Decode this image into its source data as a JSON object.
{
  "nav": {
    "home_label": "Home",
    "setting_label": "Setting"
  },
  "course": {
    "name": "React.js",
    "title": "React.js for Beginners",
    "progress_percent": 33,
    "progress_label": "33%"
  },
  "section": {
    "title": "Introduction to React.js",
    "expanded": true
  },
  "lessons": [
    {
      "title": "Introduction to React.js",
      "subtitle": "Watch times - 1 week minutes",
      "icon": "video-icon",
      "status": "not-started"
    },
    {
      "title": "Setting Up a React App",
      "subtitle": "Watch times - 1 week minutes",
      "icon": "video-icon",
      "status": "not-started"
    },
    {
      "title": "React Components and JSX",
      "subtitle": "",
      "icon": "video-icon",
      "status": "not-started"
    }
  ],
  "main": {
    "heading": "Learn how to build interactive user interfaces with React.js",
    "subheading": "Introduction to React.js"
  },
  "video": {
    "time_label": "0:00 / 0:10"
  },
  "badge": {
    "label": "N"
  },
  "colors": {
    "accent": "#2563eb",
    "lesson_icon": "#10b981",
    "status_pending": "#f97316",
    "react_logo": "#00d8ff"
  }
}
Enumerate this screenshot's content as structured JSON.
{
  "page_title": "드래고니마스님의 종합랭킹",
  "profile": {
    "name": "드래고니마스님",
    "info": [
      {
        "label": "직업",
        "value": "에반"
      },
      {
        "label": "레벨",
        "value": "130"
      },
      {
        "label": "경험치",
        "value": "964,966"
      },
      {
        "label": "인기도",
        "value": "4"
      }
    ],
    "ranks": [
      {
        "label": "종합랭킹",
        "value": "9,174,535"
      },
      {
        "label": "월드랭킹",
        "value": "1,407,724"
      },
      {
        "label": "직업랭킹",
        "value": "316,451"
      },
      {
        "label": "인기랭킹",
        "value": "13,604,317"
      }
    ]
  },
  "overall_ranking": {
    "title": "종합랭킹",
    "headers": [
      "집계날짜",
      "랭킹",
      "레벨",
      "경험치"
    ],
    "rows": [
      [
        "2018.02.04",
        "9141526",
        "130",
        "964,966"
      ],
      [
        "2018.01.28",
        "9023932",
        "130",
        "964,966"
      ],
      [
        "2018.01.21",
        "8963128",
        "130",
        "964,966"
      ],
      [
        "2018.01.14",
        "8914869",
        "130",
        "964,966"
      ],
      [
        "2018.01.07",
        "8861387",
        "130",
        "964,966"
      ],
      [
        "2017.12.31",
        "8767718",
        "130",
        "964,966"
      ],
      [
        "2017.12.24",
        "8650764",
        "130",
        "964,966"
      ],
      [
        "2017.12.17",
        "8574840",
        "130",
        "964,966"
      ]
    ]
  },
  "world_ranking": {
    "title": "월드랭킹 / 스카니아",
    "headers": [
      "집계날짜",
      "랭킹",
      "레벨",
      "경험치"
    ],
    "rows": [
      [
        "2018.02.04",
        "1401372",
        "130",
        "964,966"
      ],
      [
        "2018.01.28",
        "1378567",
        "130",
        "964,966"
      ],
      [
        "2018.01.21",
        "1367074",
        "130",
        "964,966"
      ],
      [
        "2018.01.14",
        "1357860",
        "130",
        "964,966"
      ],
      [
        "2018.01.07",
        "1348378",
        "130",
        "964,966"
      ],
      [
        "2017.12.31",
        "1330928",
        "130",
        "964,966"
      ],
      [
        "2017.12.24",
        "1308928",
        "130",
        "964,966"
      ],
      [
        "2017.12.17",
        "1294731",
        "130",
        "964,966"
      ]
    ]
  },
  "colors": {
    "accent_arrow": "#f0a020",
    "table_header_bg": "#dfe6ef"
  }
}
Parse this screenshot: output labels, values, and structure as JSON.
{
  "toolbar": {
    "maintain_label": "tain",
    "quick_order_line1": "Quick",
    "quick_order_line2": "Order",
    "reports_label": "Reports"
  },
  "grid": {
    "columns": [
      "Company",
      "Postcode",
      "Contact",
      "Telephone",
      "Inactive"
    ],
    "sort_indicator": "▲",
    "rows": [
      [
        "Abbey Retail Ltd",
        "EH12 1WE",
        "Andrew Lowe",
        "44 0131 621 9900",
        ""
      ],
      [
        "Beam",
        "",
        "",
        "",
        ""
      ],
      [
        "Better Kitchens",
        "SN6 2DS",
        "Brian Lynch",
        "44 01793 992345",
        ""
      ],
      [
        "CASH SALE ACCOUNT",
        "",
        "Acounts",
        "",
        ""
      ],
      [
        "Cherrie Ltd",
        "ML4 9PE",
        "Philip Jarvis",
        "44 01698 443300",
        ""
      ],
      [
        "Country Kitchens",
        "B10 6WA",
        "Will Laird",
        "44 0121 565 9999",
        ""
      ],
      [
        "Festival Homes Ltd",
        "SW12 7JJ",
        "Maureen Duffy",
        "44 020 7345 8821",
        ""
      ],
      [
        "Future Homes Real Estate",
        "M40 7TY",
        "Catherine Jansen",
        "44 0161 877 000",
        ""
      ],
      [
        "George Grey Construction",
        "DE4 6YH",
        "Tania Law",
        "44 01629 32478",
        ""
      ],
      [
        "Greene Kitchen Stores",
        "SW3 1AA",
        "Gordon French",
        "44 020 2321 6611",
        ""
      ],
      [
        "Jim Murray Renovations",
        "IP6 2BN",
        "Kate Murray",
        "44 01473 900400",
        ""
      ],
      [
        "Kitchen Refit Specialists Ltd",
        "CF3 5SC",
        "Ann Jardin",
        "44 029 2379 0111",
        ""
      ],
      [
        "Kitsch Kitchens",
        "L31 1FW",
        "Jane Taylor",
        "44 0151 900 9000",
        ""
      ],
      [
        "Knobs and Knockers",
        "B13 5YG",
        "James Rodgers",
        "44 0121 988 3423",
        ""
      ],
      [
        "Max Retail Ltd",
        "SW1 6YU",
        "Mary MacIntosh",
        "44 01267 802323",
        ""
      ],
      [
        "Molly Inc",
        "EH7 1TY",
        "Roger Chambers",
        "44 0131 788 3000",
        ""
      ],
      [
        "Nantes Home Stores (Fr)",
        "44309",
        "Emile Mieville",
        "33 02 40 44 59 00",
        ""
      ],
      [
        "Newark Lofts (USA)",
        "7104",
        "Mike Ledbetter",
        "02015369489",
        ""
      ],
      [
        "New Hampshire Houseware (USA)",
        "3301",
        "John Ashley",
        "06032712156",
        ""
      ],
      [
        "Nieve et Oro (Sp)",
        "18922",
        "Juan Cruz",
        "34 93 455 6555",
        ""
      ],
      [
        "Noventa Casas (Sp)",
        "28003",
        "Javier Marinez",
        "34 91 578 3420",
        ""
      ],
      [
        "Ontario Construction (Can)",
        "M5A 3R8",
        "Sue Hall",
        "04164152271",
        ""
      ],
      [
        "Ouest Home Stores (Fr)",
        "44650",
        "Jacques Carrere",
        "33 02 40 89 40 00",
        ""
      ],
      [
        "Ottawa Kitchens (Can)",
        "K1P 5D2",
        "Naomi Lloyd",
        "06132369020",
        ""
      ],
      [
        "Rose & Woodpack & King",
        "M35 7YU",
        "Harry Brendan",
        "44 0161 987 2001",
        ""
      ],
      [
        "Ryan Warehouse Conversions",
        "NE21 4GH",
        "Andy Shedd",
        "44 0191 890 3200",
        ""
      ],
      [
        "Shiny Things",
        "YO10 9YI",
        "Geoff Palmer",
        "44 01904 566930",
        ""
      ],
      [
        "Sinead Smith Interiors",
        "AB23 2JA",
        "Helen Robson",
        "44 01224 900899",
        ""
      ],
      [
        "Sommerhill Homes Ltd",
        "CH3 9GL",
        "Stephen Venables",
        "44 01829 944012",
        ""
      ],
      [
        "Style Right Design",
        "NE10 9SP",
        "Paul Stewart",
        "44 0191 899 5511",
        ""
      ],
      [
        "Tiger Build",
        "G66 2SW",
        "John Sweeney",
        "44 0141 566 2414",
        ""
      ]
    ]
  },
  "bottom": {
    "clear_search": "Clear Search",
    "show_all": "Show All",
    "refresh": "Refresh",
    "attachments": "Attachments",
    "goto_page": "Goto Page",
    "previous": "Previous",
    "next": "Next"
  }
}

**Your task**:
Give every line of the material that includes the string "Stores".

**Complete output**:
        "Greene Kitchen Stores",
        "Nantes Home Stores (Fr)",
        "Ouest Home Stores (Fr)",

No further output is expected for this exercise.